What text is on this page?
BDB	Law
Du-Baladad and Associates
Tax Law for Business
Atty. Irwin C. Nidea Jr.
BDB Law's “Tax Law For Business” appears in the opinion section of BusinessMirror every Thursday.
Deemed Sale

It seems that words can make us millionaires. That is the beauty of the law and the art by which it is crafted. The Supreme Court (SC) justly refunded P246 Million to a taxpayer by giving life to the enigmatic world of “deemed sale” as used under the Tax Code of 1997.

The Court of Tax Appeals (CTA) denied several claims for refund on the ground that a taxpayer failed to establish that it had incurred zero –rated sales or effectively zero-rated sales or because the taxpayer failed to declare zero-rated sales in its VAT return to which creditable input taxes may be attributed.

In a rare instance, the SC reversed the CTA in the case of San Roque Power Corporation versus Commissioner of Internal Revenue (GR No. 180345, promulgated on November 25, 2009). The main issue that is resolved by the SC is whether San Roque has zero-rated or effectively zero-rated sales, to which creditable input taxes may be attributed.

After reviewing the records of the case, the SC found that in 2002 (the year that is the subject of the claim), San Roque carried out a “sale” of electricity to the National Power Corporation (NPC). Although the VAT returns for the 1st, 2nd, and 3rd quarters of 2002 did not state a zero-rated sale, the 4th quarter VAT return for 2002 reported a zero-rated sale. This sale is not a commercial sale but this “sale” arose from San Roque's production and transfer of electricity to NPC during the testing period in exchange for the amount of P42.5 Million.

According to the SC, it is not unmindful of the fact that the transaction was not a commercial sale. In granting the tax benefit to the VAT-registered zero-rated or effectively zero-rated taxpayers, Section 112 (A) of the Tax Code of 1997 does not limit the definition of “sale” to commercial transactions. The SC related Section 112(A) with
# # #
#### [WORK TO DO]
Repeat all the entries exactly as given.

#### [RESULT OF THE EXERCISE]
What text is on this page?
BDB	Law
Du-Baladad and Associates
Tax Law for Business
Atty. Irwin C. Nidea Jr.
BDB Law's “Tax Law For Business” appears in the opinion section of BusinessMirror every Thursday.
Deemed Sale

It seems that words can make us millionaires. That is the beauty of the law and the art by which it is crafted. The Supreme Court (SC) justly refunded P246 Million to a taxpayer by giving life to the enigmatic world of “deemed sale” as used under the Tax Code of 1997.

The Court of Tax Appeals (CTA) denied several claims for refund on the ground that a taxpayer failed to establish that it had incurred zero –rated sales or effectively zero-rated sales or because the taxpayer failed to declare zero-rated sales in its VAT return to which creditable input taxes may be attributed.

In a rare instance, the SC reversed the CTA in the case of San Roque Power Corporation versus Commissioner of Internal Revenue (GR No. 180345, promulgated on November 25, 2009). The main issue that is resolved by the SC is whether San Roque has zero-rated or effectively zero-rated sales, to which creditable input taxes may be attributed.

After reviewing the records of the case, the SC found that in 2002 (the year that is the subject of the claim), San Roque carried out a “sale” of electricity to the National Power Corporation (NPC). Although the VAT returns for the 1st, 2nd, and 3rd quarters of 2002 did not state a zero-rated sale, the 4th quarter VAT return for 2002 reported a zero-rated sale. This sale is not a commercial sale but this “sale” arose from San Roque's production and transfer of electricity to NPC during the testing period in exchange for the amount of P42.5 Million.

According to the SC, it is not unmindful of the fact that the transaction was not a commercial sale. In granting the tax benefit to the VAT-registered zero-rated or effectively zero-rated taxpayers, Section 112 (A) of the Tax Code of 1997 does not limit the definition of “sale” to commercial transactions. The SC related Section 112(A) with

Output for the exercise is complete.